Check every line below for the string "south", and copy the lines that contain it.

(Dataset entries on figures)

######

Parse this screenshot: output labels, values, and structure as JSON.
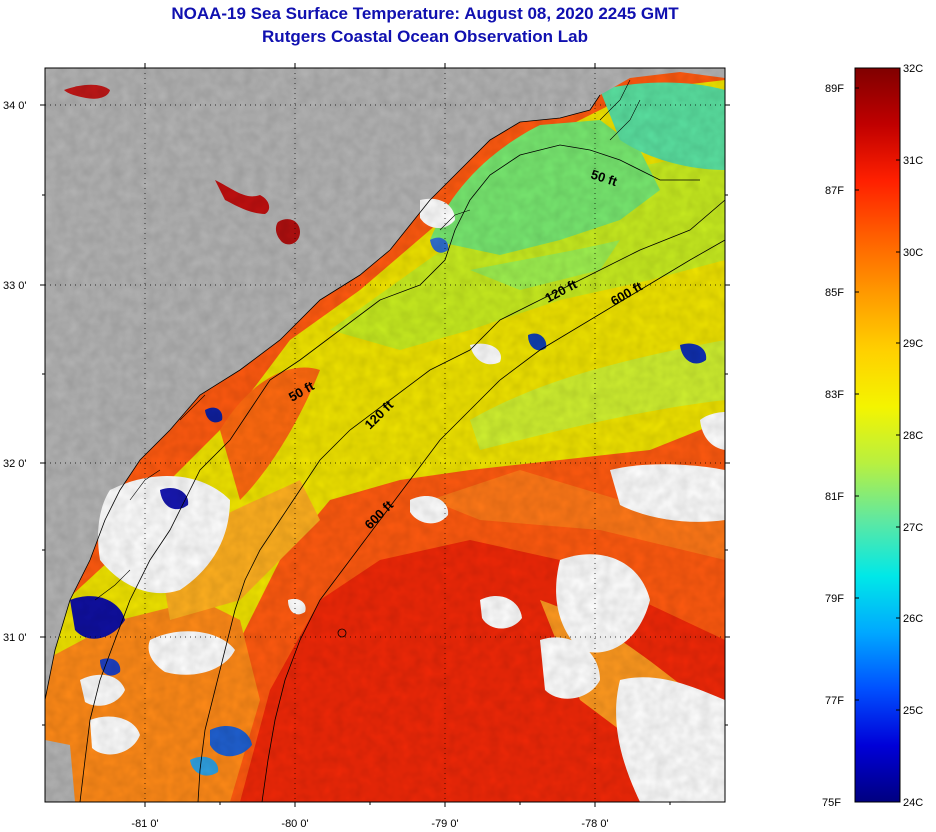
{
  "title": {
    "line1": "NOAA-19 Sea Surface Temperature:  August 08, 2020 2245 GMT",
    "line2": "Rutgers Coastal Ocean Observation Lab"
  },
  "map": {
    "longitude_labels": [
      "-81 0'",
      "-80 0'",
      "-79 0'",
      "-78 0'"
    ],
    "latitude_labels": [
      "34 0'",
      "33 0'",
      "32 0'",
      "31 0'"
    ],
    "isobath_labels": [
      {
        "id": "50ft-north",
        "text": "50 ft"
      },
      {
        "id": "120ft-north",
        "text": "120 ft"
      },
      {
        "id": "600ft-north",
        "text": "600 ft"
      },
      {
        "id": "50ft-south",
        "text": "50 ft"
      },
      {
        "id": "120ft-south",
        "text": "120 ft"
      },
      {
        "id": "600ft-south",
        "text": "600 ft"
      }
    ],
    "colors": {
      "land": "#b4b4b4",
      "cloud": "#ffffff",
      "coastline": "#000000"
    }
  },
  "colorbar": {
    "fahrenheit_labels": [
      "89F",
      "87F",
      "85F",
      "83F",
      "81F",
      "79F",
      "77F",
      "75F"
    ],
    "celsius_labels": [
      "32C",
      "31C",
      "30C",
      "29C",
      "28C",
      "27C",
      "26C",
      "25C",
      "24C"
    ],
    "stops": [
      "#800000",
      "#c00000",
      "#ff2000",
      "#ff6000",
      "#ff9a00",
      "#ffd000",
      "#f4f400",
      "#b8f040",
      "#60e8a0",
      "#00e8e8",
      "#00a8ff",
      "#0050ff",
      "#0000d8",
      "#000080"
    ]
  }
}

######

__ANSWER BELOW__:
        "id": "50ft-south",
        "id": "120ft-south",
        "id": "600ft-south",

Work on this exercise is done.